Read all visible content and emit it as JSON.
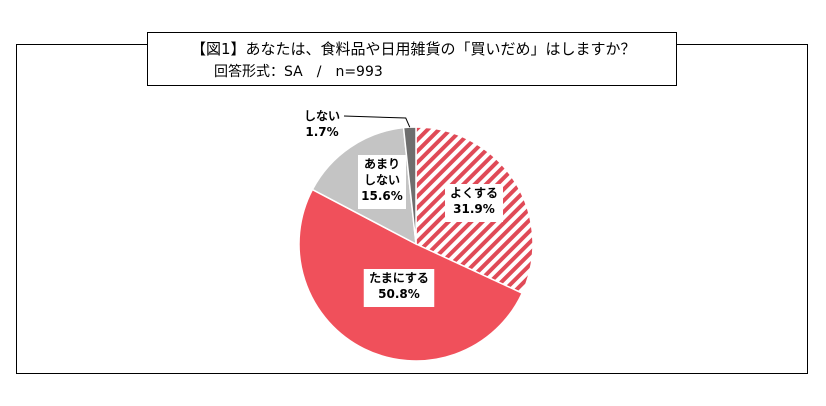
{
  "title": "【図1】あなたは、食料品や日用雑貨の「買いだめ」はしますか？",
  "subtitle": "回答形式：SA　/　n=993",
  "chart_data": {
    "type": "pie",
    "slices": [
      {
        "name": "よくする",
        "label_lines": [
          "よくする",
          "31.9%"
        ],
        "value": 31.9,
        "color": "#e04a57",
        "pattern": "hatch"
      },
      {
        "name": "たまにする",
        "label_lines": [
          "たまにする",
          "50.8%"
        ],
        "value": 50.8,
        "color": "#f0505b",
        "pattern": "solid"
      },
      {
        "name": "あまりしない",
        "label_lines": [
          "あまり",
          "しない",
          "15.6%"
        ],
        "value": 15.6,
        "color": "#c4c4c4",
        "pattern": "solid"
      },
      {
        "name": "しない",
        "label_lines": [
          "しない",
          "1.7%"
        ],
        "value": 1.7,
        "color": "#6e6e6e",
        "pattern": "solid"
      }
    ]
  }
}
----------------------------------------
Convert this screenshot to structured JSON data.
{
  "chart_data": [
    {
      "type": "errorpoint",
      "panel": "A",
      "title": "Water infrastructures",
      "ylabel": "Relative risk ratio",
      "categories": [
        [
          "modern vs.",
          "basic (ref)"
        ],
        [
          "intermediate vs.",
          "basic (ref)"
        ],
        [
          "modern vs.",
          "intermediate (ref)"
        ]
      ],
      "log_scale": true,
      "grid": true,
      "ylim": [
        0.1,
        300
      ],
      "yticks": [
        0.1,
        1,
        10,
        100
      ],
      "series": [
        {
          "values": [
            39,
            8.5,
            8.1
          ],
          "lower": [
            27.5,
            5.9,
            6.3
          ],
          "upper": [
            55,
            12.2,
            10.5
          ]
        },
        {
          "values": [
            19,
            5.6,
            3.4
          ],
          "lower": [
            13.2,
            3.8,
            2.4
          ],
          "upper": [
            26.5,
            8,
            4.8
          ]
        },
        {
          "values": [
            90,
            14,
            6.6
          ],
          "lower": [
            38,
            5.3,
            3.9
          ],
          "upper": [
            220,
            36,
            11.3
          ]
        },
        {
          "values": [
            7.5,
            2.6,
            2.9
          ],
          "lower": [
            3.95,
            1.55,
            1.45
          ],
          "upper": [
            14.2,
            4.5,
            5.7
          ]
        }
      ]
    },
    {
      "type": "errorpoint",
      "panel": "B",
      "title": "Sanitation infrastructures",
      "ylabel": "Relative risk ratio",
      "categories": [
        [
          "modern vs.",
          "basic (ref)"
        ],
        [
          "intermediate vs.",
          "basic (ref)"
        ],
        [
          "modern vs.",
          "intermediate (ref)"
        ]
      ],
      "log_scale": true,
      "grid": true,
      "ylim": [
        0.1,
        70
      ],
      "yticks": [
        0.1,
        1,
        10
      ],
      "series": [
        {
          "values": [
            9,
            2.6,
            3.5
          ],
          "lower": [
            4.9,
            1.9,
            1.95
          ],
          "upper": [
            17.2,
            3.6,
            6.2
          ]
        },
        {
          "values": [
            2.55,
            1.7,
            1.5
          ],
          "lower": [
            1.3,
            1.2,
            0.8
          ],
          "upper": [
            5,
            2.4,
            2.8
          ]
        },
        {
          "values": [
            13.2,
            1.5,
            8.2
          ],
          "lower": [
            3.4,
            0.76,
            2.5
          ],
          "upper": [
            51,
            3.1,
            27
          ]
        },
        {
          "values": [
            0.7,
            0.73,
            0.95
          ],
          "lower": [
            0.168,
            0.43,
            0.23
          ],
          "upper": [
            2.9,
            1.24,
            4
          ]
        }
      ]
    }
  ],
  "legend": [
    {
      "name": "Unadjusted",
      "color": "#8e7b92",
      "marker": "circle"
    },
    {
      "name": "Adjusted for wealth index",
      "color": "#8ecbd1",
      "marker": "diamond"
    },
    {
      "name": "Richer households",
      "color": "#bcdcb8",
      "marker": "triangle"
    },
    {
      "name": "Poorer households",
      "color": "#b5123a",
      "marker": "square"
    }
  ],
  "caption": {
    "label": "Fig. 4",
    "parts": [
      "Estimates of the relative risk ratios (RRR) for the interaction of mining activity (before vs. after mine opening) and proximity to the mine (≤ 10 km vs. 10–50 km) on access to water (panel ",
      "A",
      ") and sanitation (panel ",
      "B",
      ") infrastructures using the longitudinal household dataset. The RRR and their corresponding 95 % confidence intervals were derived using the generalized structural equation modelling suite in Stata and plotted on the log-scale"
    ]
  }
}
----------------------------------------
### AIM OF THE EXERCISE
In the records above, locate the lines holding the word "color". Copy each of them.

### SOLUTION TO THE EXERCISE
        "color": "#e04a57",
        "color": "#f0505b",
        "color": "#c4c4c4",
        "color": "#6e6e6e",
      "color": "#8e7b92",
      "color": "#8ecbd1",
      "color": "#bcdcb8",
      "color": "#b5123a",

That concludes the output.